◆ Stated exercise ◆
Each line that holds the word "this" counts once; report how many lines do so and nothing else.

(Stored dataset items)

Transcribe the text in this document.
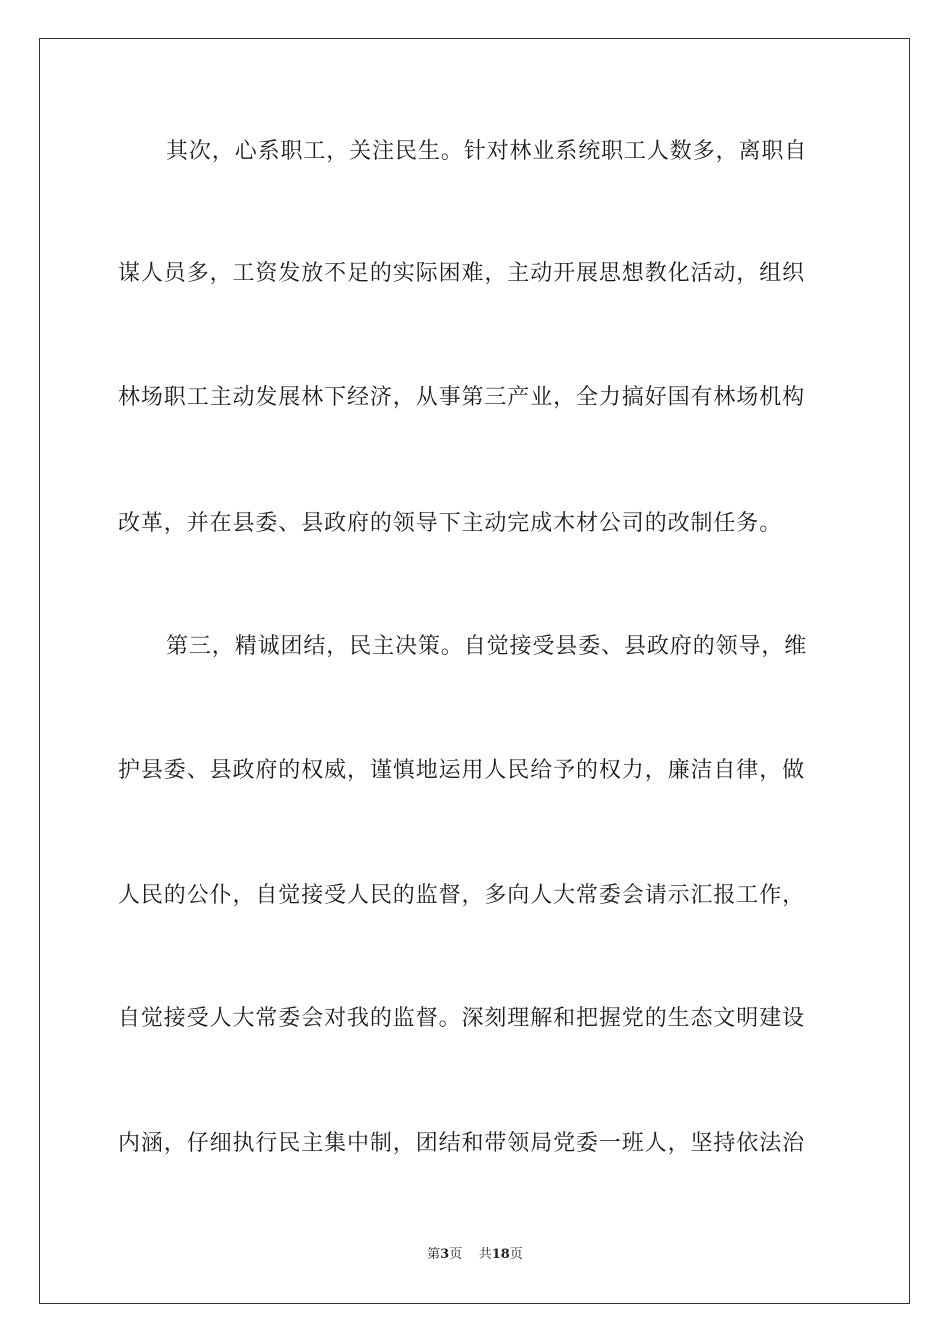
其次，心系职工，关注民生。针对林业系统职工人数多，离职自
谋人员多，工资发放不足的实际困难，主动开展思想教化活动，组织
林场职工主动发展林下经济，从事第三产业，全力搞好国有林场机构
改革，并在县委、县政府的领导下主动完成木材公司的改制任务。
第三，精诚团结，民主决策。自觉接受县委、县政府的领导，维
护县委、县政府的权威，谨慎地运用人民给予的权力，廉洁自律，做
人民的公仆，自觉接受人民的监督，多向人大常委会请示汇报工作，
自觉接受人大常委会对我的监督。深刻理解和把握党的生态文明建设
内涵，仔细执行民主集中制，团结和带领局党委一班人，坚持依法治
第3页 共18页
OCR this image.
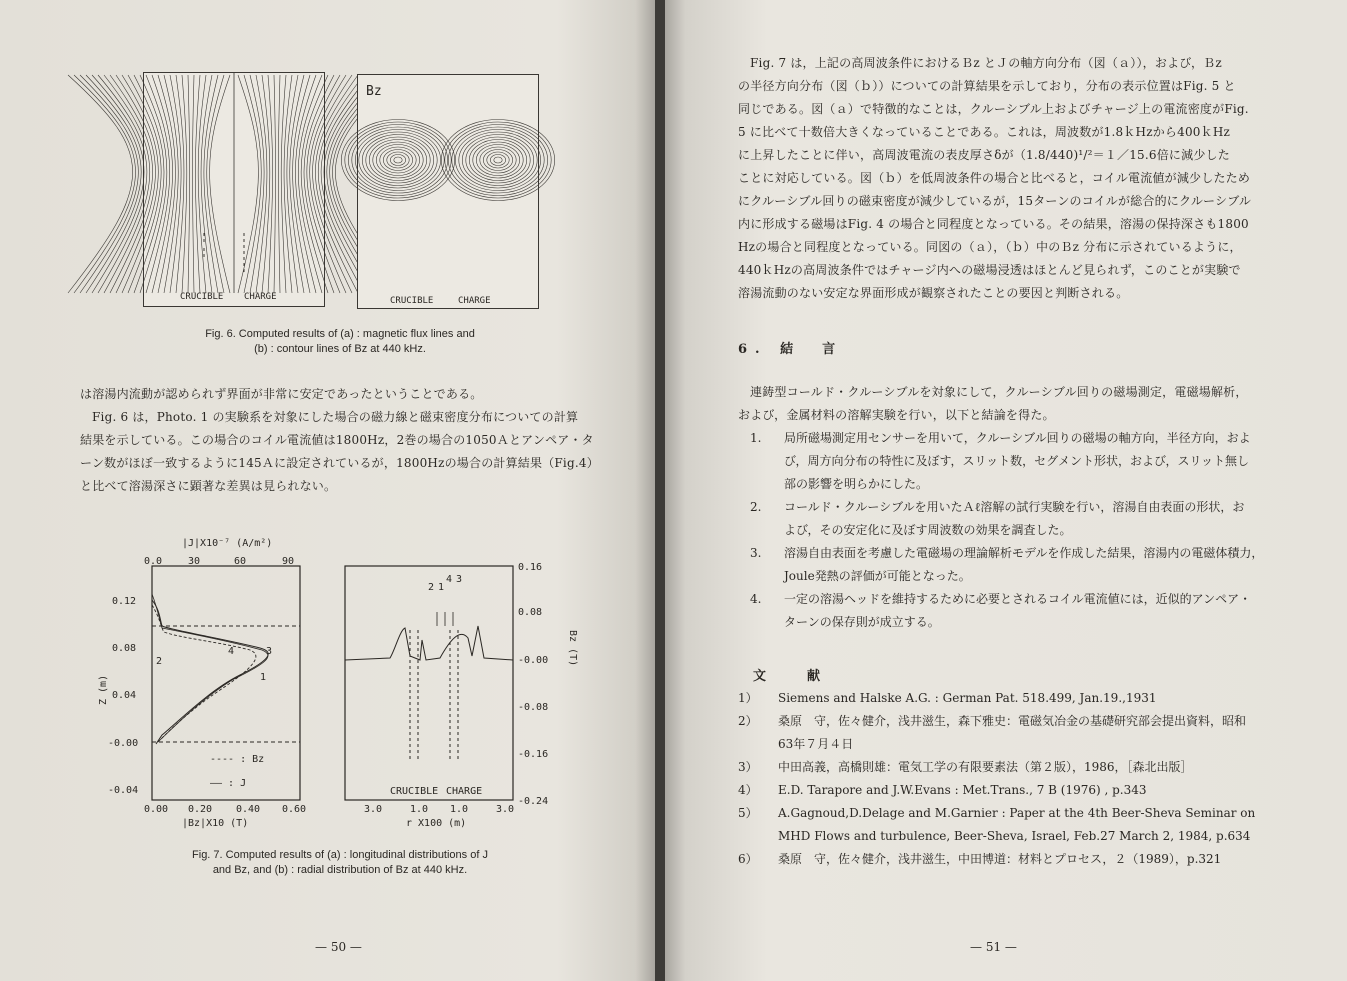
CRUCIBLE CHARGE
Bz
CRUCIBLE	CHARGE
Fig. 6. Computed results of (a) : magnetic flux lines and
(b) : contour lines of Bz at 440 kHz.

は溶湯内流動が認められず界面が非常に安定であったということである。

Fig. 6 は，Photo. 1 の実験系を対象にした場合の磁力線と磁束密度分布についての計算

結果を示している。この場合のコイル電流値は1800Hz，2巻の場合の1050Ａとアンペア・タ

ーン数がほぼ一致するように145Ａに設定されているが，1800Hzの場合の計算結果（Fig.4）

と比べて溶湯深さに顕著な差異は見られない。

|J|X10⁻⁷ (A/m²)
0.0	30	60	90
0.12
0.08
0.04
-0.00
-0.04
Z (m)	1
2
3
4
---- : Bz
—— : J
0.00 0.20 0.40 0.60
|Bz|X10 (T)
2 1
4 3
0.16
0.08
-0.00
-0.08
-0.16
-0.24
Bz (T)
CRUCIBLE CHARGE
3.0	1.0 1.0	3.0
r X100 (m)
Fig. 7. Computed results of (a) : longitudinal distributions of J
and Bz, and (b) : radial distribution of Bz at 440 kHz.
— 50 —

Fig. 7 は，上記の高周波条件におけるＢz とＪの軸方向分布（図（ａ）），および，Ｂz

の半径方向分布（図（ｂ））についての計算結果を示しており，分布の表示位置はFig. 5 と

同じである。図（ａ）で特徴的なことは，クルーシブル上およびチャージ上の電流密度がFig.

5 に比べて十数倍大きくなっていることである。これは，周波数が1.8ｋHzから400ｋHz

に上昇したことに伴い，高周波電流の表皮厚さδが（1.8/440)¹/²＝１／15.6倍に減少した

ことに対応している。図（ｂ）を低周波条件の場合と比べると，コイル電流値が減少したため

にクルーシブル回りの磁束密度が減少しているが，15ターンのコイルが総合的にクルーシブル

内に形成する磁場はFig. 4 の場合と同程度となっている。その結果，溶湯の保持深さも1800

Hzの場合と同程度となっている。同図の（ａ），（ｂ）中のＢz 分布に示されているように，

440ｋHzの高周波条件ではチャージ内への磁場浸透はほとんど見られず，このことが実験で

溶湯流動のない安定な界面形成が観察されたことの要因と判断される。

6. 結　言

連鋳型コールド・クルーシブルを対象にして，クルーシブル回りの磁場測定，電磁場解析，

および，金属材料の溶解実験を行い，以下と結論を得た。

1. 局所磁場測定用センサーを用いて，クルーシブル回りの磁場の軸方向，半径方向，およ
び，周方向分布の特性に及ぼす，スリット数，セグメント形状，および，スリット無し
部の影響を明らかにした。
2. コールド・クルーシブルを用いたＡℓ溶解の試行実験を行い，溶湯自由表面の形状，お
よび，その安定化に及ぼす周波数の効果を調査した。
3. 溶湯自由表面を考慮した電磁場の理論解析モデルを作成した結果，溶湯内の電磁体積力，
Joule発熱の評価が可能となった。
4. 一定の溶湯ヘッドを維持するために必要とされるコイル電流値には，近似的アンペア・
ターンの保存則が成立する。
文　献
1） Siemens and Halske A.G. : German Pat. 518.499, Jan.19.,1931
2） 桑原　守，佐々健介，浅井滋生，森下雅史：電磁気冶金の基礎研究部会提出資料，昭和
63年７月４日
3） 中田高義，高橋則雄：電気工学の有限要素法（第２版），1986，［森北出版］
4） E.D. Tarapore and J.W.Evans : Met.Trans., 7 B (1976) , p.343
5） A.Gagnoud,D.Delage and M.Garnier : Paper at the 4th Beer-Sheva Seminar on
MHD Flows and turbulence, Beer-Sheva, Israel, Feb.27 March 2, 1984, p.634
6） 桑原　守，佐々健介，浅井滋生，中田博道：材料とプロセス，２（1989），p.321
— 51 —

--

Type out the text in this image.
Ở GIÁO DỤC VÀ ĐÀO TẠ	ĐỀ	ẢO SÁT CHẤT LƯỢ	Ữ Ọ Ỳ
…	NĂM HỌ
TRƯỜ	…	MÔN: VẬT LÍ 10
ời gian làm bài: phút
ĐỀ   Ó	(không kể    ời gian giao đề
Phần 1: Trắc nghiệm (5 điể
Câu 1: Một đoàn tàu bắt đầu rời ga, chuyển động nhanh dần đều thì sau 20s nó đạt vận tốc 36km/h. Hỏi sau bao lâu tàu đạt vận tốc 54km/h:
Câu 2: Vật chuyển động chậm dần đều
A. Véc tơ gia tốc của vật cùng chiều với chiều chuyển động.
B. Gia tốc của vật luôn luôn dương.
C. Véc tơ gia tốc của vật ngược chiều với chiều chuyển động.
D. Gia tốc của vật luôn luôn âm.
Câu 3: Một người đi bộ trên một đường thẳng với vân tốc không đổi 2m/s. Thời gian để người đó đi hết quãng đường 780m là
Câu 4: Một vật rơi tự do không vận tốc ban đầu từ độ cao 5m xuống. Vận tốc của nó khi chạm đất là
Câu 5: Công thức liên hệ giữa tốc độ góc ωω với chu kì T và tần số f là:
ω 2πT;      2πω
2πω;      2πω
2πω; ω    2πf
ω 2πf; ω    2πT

◆ Correct result ◆
3